Problem requirements: Retype the records below word for word and omit any image.

Supplied data:
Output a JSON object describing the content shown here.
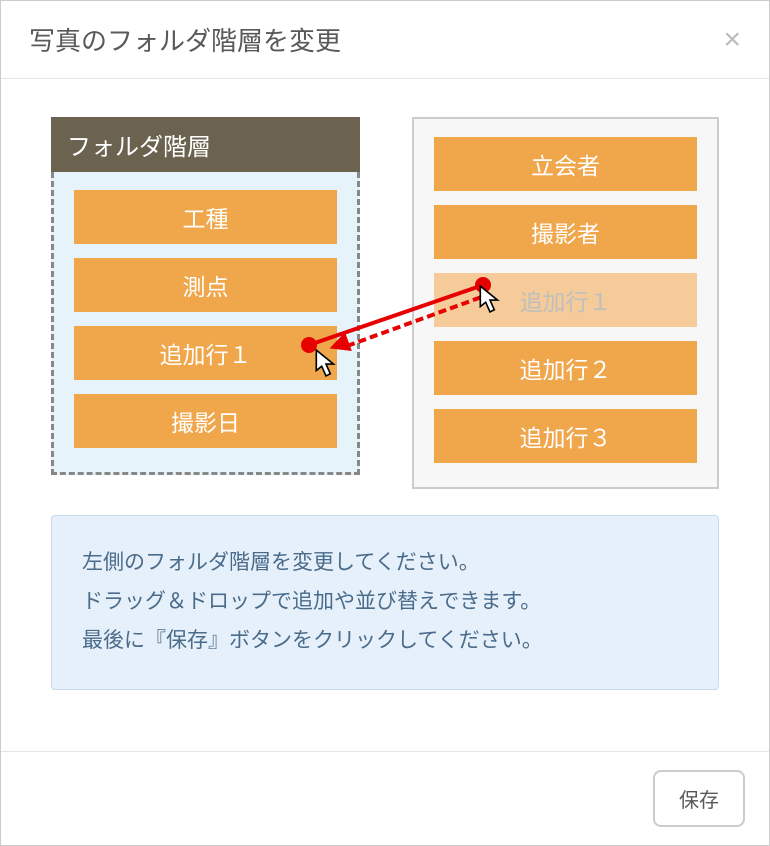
{
  "header": {
    "title": "写真のフォルダ階層を変更",
    "close_label": "×"
  },
  "left_panel": {
    "heading": "フォルダ階層",
    "items": [
      "工種",
      "測点",
      "追加行１",
      "撮影日"
    ]
  },
  "right_panel": {
    "items": [
      "立会者",
      "撮影者",
      "追加行１",
      "追加行２",
      "追加行３"
    ],
    "faded_index": 2
  },
  "info": {
    "line1": "左側のフォルダ階層を変更してください。",
    "line2": "ドラッグ＆ドロップで追加や並び替えできます。",
    "line3": "最後に『保存』ボタンをクリックしてください。"
  },
  "footer": {
    "save_label": "保存"
  }
}
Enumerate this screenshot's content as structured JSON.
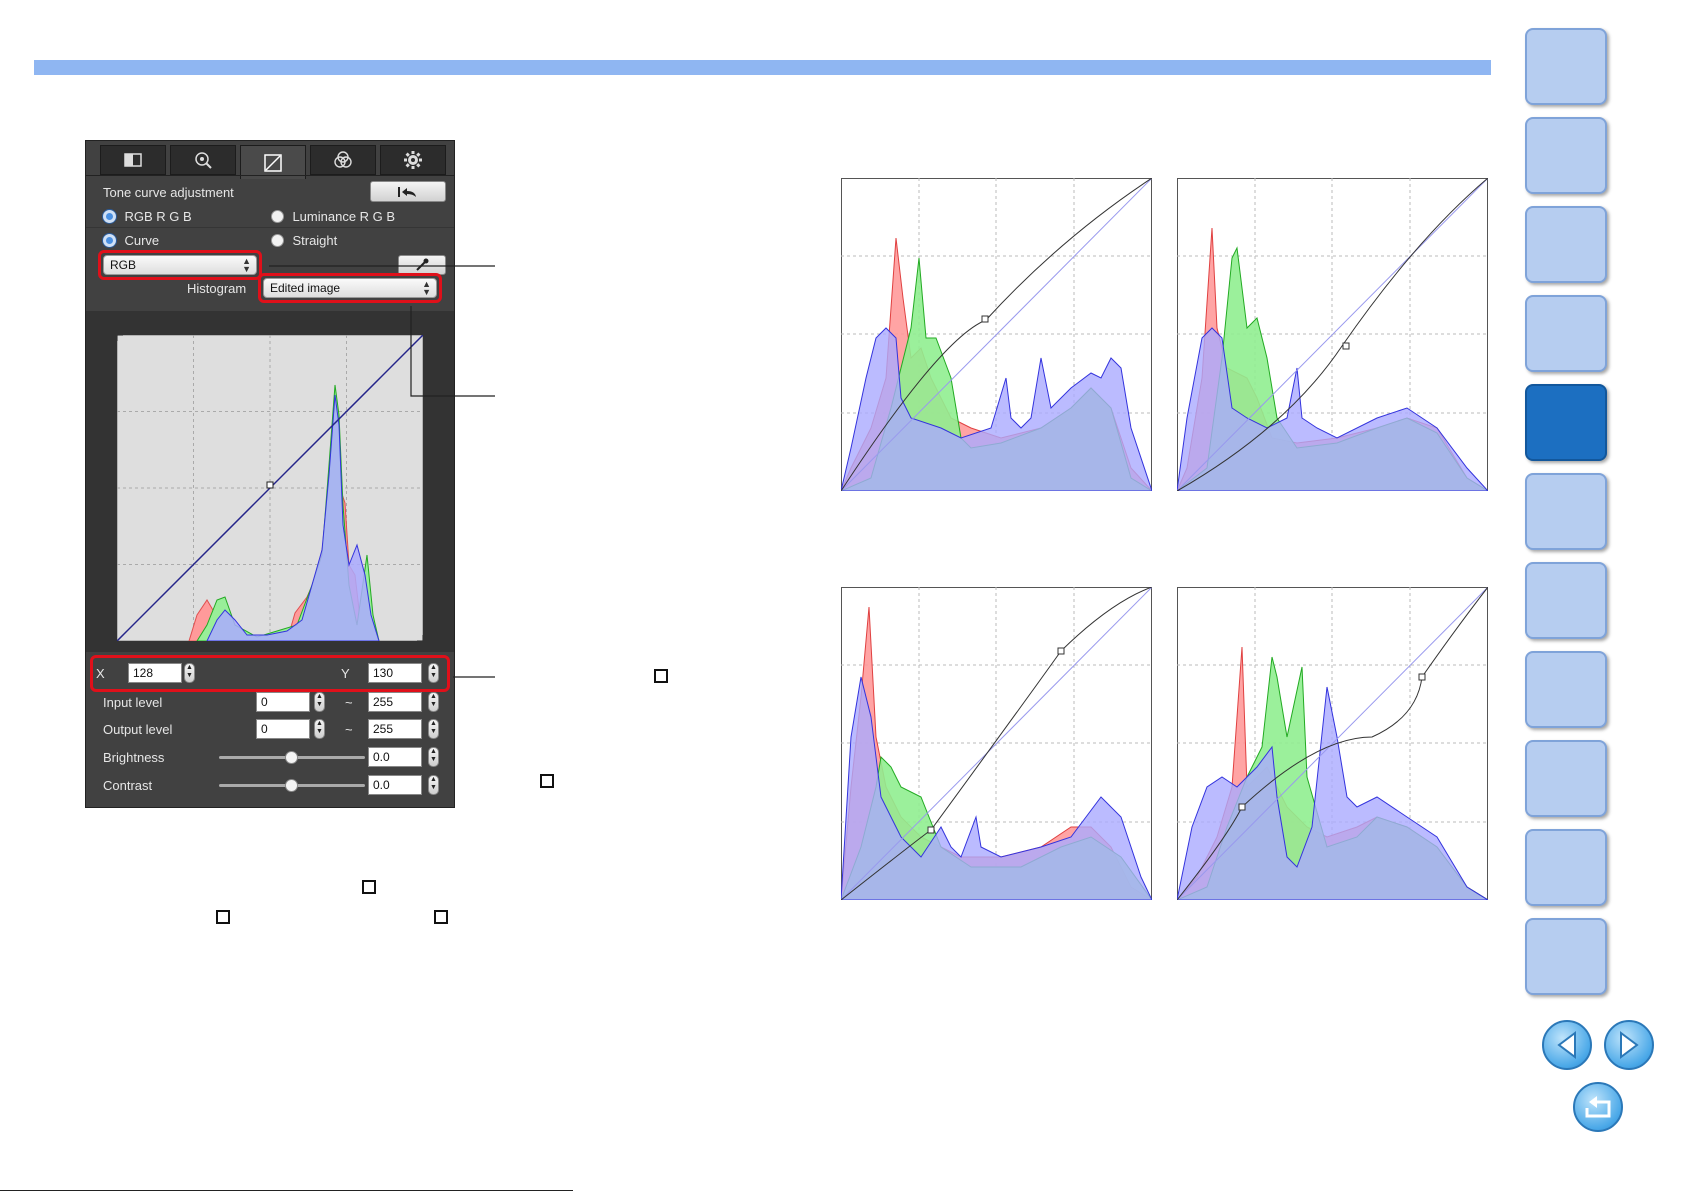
{
  "panel": {
    "title": "Tone curve adjustment",
    "mode_options": [
      "RGB R G B",
      "Luminance R G B"
    ],
    "mode_selected": "RGB R G B",
    "curve_options": [
      "Curve",
      "Straight"
    ],
    "curve_selected": "Curve",
    "channel_select": "RGB",
    "histogram_label": "Histogram",
    "histogram_select": "Edited image",
    "x_label": "X",
    "x_value": "128",
    "y_label": "Y",
    "y_value": "130",
    "input_level_label": "Input level",
    "input_level_min": "0",
    "input_level_max": "255",
    "output_level_label": "Output level",
    "output_level_min": "0",
    "output_level_max": "255",
    "tilde": "~",
    "brightness_label": "Brightness",
    "brightness_value": "0.0",
    "contrast_label": "Contrast",
    "contrast_value": "0.0",
    "tab_icons": [
      "basic-adjust-icon",
      "detail-zoom-icon",
      "tone-curve-icon",
      "color-icon",
      "settings-gear-icon"
    ],
    "active_tab_index": 2
  },
  "colors": {
    "header_bar": "#8fb6f2",
    "highlight": "#e0101a",
    "nav_tab": "#b6cdf0",
    "nav_tab_active": "#1c6fc1",
    "hist_red": "#ff8080",
    "hist_green": "#66e066",
    "hist_blue": "#8080ff"
  },
  "side_nav": {
    "tab_count": 11,
    "active_index": 4,
    "prev_icon": "left-arrow-icon",
    "next_icon": "right-arrow-icon",
    "return_icon": "return-icon"
  }
}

Exercise result:
Output a JSON object describing the content shown here.
{
  "header": {
    "title": "写真のフォルダ階層を変更",
    "close_label": "×"
  },
  "left_panel": {
    "heading": "フォルダ階層",
    "items": [
      "工種",
      "測点",
      "追加行１",
      "撮影日"
    ]
  },
  "right_panel": {
    "items": [
      "立会者",
      "撮影者",
      "追加行１",
      "追加行２",
      "追加行３"
    ],
    "faded_index": 2
  },
  "info": {
    "line1": "左側のフォルダ階層を変更してください。",
    "line2": "ドラッグ＆ドロップで追加や並び替えできます。",
    "line3": "最後に『保存』ボタンをクリックしてください。"
  },
  "footer": {
    "save_label": "保存"
  }
}
Enumerate this screenshot's content as structured JSON.
{
  "panel": {
    "title": "Tone curve adjustment",
    "mode_options": [
      "RGB R G B",
      "Luminance R G B"
    ],
    "mode_selected": "RGB R G B",
    "curve_options": [
      "Curve",
      "Straight"
    ],
    "curve_selected": "Curve",
    "channel_select": "RGB",
    "histogram_label": "Histogram",
    "histogram_select": "Edited image",
    "x_label": "X",
    "x_value": "128",
    "y_label": "Y",
    "y_value": "130",
    "input_level_label": "Input level",
    "input_level_min": "0",
    "input_level_max": "255",
    "output_level_label": "Output level",
    "output_level_min": "0",
    "output_level_max": "255",
    "tilde": "~",
    "brightness_label": "Brightness",
    "brightness_value": "0.0",
    "contrast_label": "Contrast",
    "contrast_value": "0.0",
    "tab_icons": [
      "basic-adjust-icon",
      "detail-zoom-icon",
      "tone-curve-icon",
      "color-icon",
      "settings-gear-icon"
    ],
    "active_tab_index": 2
  },
  "colors": {
    "header_bar": "#8fb6f2",
    "highlight": "#e0101a",
    "nav_tab": "#b6cdf0",
    "nav_tab_active": "#1c6fc1",
    "hist_red": "#ff8080",
    "hist_green": "#66e066",
    "hist_blue": "#8080ff"
  },
  "side_nav": {
    "tab_count": 11,
    "active_index": 4,
    "prev_icon": "left-arrow-icon",
    "next_icon": "right-arrow-icon",
    "return_icon": "return-icon"
  }
}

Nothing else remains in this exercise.